EXERCISE INPUT »
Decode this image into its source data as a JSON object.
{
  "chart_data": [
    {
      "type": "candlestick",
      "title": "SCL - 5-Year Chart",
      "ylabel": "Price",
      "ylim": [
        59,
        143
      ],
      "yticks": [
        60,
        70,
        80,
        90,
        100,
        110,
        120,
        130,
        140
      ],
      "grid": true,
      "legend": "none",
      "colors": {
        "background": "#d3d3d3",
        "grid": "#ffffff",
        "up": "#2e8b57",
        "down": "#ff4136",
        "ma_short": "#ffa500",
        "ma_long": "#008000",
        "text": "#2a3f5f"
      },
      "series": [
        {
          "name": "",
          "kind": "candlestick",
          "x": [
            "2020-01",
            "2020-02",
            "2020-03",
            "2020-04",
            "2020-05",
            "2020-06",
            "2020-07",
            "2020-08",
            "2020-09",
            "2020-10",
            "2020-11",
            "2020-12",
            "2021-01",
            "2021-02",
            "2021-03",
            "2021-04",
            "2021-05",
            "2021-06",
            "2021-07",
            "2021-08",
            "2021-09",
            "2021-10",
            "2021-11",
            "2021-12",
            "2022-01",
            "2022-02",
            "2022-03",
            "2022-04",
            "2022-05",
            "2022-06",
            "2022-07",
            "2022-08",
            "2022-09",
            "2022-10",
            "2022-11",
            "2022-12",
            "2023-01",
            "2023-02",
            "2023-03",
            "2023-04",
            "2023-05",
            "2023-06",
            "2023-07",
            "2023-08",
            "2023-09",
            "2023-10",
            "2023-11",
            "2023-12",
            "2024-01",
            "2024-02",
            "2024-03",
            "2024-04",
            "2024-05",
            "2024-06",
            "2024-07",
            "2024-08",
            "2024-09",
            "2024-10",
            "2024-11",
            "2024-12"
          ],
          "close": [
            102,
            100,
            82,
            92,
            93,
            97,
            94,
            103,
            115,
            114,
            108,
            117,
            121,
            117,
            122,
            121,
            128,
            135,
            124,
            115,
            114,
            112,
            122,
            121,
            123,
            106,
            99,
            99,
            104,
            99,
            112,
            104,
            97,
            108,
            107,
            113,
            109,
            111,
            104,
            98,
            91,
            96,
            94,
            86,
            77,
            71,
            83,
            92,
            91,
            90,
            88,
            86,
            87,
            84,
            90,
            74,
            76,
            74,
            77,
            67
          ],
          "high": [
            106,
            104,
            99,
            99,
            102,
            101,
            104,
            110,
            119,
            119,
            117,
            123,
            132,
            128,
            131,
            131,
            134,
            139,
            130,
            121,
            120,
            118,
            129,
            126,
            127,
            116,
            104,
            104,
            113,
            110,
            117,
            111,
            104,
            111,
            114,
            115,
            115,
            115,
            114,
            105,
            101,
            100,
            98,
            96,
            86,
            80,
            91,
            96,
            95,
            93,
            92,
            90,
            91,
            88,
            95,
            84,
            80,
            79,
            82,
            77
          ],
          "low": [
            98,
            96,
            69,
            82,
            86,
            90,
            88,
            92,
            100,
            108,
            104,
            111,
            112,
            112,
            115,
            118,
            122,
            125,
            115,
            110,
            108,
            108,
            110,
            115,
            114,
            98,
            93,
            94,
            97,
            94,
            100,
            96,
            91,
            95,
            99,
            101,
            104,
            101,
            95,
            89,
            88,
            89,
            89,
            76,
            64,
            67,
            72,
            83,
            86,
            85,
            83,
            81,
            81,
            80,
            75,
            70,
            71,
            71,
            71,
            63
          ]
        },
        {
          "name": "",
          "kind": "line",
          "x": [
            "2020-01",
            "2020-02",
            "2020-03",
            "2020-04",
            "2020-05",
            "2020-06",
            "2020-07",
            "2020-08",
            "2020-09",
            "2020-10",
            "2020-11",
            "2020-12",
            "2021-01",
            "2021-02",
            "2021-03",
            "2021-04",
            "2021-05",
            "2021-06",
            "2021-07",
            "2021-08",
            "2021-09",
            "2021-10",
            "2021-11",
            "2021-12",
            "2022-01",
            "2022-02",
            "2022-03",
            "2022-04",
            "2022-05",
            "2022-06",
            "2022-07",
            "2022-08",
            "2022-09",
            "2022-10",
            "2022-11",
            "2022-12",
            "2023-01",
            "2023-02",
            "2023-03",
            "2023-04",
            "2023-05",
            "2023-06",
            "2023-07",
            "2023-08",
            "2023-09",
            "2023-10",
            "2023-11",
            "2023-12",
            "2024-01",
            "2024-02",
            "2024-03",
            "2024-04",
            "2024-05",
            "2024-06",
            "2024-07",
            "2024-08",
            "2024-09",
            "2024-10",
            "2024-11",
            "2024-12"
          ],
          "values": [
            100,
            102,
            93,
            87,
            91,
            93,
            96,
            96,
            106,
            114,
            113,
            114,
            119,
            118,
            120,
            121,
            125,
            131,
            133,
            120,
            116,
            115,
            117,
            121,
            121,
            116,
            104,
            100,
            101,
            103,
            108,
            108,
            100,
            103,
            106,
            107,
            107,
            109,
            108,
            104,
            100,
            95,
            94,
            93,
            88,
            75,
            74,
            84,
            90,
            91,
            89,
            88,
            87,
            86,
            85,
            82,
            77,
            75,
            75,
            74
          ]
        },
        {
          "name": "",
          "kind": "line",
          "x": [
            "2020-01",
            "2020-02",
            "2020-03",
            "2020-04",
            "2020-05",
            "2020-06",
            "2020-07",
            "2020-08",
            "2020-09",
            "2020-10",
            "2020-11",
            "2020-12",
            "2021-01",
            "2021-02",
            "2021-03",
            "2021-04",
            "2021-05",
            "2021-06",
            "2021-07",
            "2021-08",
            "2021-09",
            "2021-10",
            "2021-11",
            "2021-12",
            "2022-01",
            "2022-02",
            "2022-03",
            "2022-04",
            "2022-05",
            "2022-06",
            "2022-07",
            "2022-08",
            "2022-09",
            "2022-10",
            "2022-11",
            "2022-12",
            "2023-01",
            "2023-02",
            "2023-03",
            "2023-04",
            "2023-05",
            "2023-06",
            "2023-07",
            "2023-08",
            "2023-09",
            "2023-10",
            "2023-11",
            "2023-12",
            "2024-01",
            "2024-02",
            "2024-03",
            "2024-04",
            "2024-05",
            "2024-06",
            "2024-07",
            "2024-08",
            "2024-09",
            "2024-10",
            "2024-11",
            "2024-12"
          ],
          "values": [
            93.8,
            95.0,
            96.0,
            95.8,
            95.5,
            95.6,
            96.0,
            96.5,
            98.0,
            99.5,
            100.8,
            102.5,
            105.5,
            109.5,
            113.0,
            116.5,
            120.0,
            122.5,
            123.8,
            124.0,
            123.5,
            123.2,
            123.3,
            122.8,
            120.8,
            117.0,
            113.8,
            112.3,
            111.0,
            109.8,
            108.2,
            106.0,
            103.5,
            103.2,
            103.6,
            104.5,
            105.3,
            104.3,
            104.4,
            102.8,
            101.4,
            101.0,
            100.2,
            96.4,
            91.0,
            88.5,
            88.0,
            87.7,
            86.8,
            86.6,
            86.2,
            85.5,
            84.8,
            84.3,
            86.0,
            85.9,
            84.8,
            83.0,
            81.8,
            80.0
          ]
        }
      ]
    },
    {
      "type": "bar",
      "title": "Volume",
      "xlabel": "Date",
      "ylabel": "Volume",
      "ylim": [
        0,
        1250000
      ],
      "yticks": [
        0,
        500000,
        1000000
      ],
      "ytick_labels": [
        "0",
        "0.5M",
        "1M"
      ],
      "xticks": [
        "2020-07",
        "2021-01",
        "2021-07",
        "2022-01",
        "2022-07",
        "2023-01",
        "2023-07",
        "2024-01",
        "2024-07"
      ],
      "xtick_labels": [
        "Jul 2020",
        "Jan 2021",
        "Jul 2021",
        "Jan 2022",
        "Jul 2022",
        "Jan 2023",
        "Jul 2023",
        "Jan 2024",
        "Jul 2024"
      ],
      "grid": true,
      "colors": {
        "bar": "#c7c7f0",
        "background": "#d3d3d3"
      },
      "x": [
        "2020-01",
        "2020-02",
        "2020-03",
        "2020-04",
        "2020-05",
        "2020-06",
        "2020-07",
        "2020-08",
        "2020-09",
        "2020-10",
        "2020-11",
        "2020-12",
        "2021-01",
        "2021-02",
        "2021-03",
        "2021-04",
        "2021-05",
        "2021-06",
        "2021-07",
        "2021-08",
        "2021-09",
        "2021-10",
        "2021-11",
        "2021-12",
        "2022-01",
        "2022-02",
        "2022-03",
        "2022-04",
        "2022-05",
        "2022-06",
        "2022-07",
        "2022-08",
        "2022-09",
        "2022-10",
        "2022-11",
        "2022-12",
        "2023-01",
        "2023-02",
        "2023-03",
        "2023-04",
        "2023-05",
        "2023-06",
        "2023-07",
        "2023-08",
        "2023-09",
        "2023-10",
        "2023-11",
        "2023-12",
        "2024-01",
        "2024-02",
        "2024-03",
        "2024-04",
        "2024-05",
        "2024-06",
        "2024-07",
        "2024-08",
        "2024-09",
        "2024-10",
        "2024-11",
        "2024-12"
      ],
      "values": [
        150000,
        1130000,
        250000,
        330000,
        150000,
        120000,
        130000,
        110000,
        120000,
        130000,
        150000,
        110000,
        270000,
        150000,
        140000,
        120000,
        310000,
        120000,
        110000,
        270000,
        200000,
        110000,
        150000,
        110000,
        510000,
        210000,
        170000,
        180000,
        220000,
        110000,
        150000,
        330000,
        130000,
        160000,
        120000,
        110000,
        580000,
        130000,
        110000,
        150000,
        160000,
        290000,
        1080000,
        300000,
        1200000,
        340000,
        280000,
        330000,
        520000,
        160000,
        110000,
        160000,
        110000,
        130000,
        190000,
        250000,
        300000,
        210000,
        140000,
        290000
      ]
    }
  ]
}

REQUIREMENTS » What is the number of lines in the listing that include the word "candlestick"? Give that number and nothing else.

EXPECTED OUTPUT » 2